### The exercise
Carry none of the pictures over; set down the material below exactly.

### Provided information
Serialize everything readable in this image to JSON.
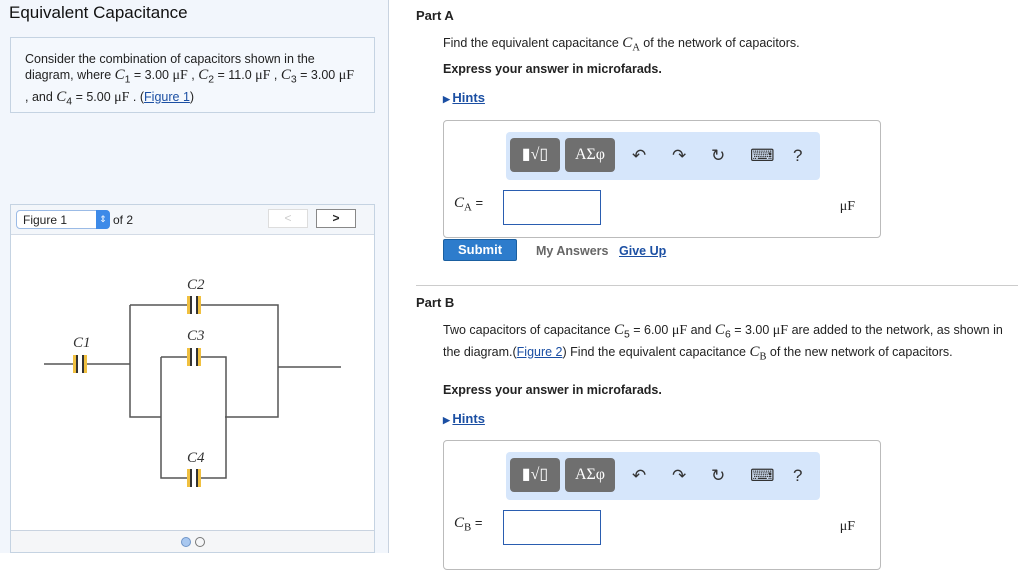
{
  "title": "Equivalent Capacitance",
  "intro": {
    "t1": "Consider the combination of capacitors shown in the diagram, where ",
    "c1": "C",
    "c1s": "1",
    "v1": " = 3.00 ",
    "uF": "μF",
    "sep": " , ",
    "c2": "C",
    "c2s": "2",
    "v2": " = 11.0 ",
    "c3": "C",
    "c3s": "3",
    "v3": " = 3.00 ",
    "and": " , and ",
    "c4": "C",
    "c4s": "4",
    "v4": " = 5.00 ",
    "end": " . (",
    "link": "Figure 1",
    "close": ")"
  },
  "figure": {
    "selected": "Figure 1",
    "of": "of 2",
    "prev": "<",
    "next": ">",
    "labels": [
      "C1",
      "C2",
      "C3",
      "C4"
    ],
    "page": 1,
    "pages": 2
  },
  "partA": {
    "heading": "Part A",
    "question": "Find the equivalent capacitance ",
    "sym": "C",
    "sub": "A",
    "q_end": " of the network of capacitors.",
    "express": "Express your answer in microfarads.",
    "hints": "Hints",
    "templates": "▮√▯",
    "greek": "ΑΣφ",
    "undo": "↶",
    "redo": "↷",
    "reset": "↻",
    "keyboard": "⌨",
    "help": "?",
    "eq": " =",
    "value": "",
    "unit": "μF",
    "submit": "Submit",
    "my_answers": "My Answers",
    "give_up": "Give Up"
  },
  "partB": {
    "heading": "Part B",
    "q1": "Two capacitors of capacitance ",
    "c5": "C",
    "c5s": "5",
    "v5": " = 6.00 ",
    "and": " and ",
    "c6": "C",
    "c6s": "6",
    "v6": " = 3.00 ",
    "q2": " are added to the network, as shown in the diagram.(",
    "link": "Figure 2",
    "q3": ") Find the equivalent capacitance ",
    "sym": "C",
    "sub": "B",
    "q4": " of the new network of capacitors.",
    "express": "Express your answer in microfarads.",
    "hints": "Hints",
    "templates": "▮√▯",
    "greek": "ΑΣφ",
    "undo": "↶",
    "redo": "↷",
    "reset": "↻",
    "keyboard": "⌨",
    "help": "?",
    "eq": " =",
    "value": "",
    "unit": "μF"
  }
}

### Solution
Serialize everything readable in this image to JSON.
{
  "title": "Equivalent Capacitance",
  "intro": {
    "t1": "Consider the combination of capacitors shown in the diagram, where ",
    "c1": "C",
    "c1s": "1",
    "v1": " = 3.00 ",
    "uF": "μF",
    "sep": " , ",
    "c2": "C",
    "c2s": "2",
    "v2": " = 11.0 ",
    "c3": "C",
    "c3s": "3",
    "v3": " = 3.00 ",
    "and": " , and ",
    "c4": "C",
    "c4s": "4",
    "v4": " = 5.00 ",
    "end": " . (",
    "link": "Figure 1",
    "close": ")"
  },
  "figure": {
    "selected": "Figure 1",
    "of": "of 2",
    "prev": "<",
    "next": ">",
    "labels": [
      "C1",
      "C2",
      "C3",
      "C4"
    ],
    "page": 1,
    "pages": 2
  },
  "partA": {
    "heading": "Part A",
    "question": "Find the equivalent capacitance ",
    "sym": "C",
    "sub": "A",
    "q_end": " of the network of capacitors.",
    "express": "Express your answer in microfarads.",
    "hints": "Hints",
    "templates": "▮√▯",
    "greek": "ΑΣφ",
    "undo": "↶",
    "redo": "↷",
    "reset": "↻",
    "keyboard": "⌨",
    "help": "?",
    "eq": " =",
    "value": "",
    "unit": "μF",
    "submit": "Submit",
    "my_answers": "My Answers",
    "give_up": "Give Up"
  },
  "partB": {
    "heading": "Part B",
    "q1": "Two capacitors of capacitance ",
    "c5": "C",
    "c5s": "5",
    "v5": " = 6.00 ",
    "and": " and ",
    "c6": "C",
    "c6s": "6",
    "v6": " = 3.00 ",
    "q2": " are added to the network, as shown in the diagram.(",
    "link": "Figure 2",
    "q3": ") Find the equivalent capacitance ",
    "sym": "C",
    "sub": "B",
    "q4": " of the new network of capacitors.",
    "express": "Express your answer in microfarads.",
    "hints": "Hints",
    "templates": "▮√▯",
    "greek": "ΑΣφ",
    "undo": "↶",
    "redo": "↷",
    "reset": "↻",
    "keyboard": "⌨",
    "help": "?",
    "eq": " =",
    "value": "",
    "unit": "μF"
  }
}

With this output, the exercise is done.